Records provided.
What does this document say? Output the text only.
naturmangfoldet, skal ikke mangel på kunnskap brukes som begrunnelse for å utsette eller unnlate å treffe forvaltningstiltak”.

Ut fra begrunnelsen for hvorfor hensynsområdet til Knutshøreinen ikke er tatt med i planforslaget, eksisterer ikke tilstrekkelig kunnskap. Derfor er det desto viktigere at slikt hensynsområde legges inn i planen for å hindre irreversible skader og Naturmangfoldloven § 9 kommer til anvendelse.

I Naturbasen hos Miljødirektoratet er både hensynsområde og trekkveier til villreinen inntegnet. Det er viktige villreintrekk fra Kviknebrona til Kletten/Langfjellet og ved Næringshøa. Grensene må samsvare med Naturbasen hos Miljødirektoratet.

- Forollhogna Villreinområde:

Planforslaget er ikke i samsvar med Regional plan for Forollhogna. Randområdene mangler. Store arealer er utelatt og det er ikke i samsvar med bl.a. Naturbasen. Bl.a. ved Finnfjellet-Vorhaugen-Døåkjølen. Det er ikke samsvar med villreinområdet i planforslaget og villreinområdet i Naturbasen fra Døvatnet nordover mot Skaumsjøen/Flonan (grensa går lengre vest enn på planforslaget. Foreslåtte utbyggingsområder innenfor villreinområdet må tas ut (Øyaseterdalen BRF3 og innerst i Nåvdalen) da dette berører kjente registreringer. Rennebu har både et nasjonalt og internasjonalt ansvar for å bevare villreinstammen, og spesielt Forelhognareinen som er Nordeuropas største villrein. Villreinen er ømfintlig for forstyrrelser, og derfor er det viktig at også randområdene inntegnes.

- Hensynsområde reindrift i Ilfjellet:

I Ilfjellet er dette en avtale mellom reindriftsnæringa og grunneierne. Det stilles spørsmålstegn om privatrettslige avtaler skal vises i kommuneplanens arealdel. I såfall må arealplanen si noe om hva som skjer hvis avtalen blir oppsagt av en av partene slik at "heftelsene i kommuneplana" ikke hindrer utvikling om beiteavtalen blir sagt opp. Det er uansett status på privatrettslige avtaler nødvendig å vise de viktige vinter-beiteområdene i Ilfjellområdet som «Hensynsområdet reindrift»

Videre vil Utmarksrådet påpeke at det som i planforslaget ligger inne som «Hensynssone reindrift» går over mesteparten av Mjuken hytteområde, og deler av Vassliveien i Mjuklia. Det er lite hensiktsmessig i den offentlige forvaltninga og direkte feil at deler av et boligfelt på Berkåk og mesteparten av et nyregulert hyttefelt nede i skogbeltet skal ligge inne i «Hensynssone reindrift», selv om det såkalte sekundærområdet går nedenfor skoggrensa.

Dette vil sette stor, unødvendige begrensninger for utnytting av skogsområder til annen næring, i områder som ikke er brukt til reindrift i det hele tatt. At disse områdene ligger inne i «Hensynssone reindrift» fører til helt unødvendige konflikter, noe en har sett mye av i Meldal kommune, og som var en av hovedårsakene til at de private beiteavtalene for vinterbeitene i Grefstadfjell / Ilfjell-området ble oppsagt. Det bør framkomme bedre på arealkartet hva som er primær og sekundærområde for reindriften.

Exercise brief.
Repeat all entries. Match them exactly.

Result for this exercise.
What does this document say? Output the text only.
naturmangfoldet, skal ikke mangel på kunnskap brukes som begrunnelse for å utsette eller unnlate å treffe forvaltningstiltak”.

Ut fra begrunnelsen for hvorfor hensynsområdet til Knutshøreinen ikke er tatt med i planforslaget, eksisterer ikke tilstrekkelig kunnskap. Derfor er det desto viktigere at slikt hensynsområde legges inn i planen for å hindre irreversible skader og Naturmangfoldloven § 9 kommer til anvendelse.

I Naturbasen hos Miljødirektoratet er både hensynsområde og trekkveier til villreinen inntegnet. Det er viktige villreintrekk fra Kviknebrona til Kletten/Langfjellet og ved Næringshøa. Grensene må samsvare med Naturbasen hos Miljødirektoratet.

- Forollhogna Villreinområde:

Planforslaget er ikke i samsvar med Regional plan for Forollhogna. Randområdene mangler. Store arealer er utelatt og det er ikke i samsvar med bl.a. Naturbasen. Bl.a. ved Finnfjellet-Vorhaugen-Døåkjølen. Det er ikke samsvar med villreinområdet i planforslaget og villreinområdet i Naturbasen fra Døvatnet nordover mot Skaumsjøen/Flonan (grensa går lengre vest enn på planforslaget. Foreslåtte utbyggingsområder innenfor villreinområdet må tas ut (Øyaseterdalen BRF3 og innerst i Nåvdalen) da dette berører kjente registreringer. Rennebu har både et nasjonalt og internasjonalt ansvar for å bevare villreinstammen, og spesielt Forelhognareinen som er Nordeuropas største villrein. Villreinen er ømfintlig for forstyrrelser, og derfor er det viktig at også randområdene inntegnes.

- Hensynsområde reindrift i Ilfjellet:

I Ilfjellet er dette en avtale mellom reindriftsnæringa og grunneierne. Det stilles spørsmålstegn om privatrettslige avtaler skal vises i kommuneplanens arealdel. I såfall må arealplanen si noe om hva som skjer hvis avtalen blir oppsagt av en av partene slik at "heftelsene i kommuneplana" ikke hindrer utvikling om beiteavtalen blir sagt opp. Det er uansett status på privatrettslige avtaler nødvendig å vise de viktige vinter-beiteområdene i Ilfjellområdet som «Hensynsområdet reindrift»

Videre vil Utmarksrådet påpeke at det som i planforslaget ligger inne som «Hensynssone reindrift» går over mesteparten av Mjuken hytteområde, og deler av Vassliveien i Mjuklia. Det er lite hensiktsmessig i den offentlige forvaltninga og direkte feil at deler av et boligfelt på Berkåk og mesteparten av et nyregulert hyttefelt nede i skogbeltet skal ligge inne i «Hensynssone reindrift», selv om det såkalte sekundærområdet går nedenfor skoggrensa.

Dette vil sette stor, unødvendige begrensninger for utnytting av skogsområder til annen næring, i områder som ikke er brukt til reindrift i det hele tatt. At disse områdene ligger inne i «Hensynssone reindrift» fører til helt unødvendige konflikter, noe en har sett mye av i Meldal kommune, og som var en av hovedårsakene til at de private beiteavtalene for vinterbeitene i Grefstadfjell / Ilfjell-området ble oppsagt. Det bør framkomme bedre på arealkartet hva som er primær og sekundærområde for reindriften.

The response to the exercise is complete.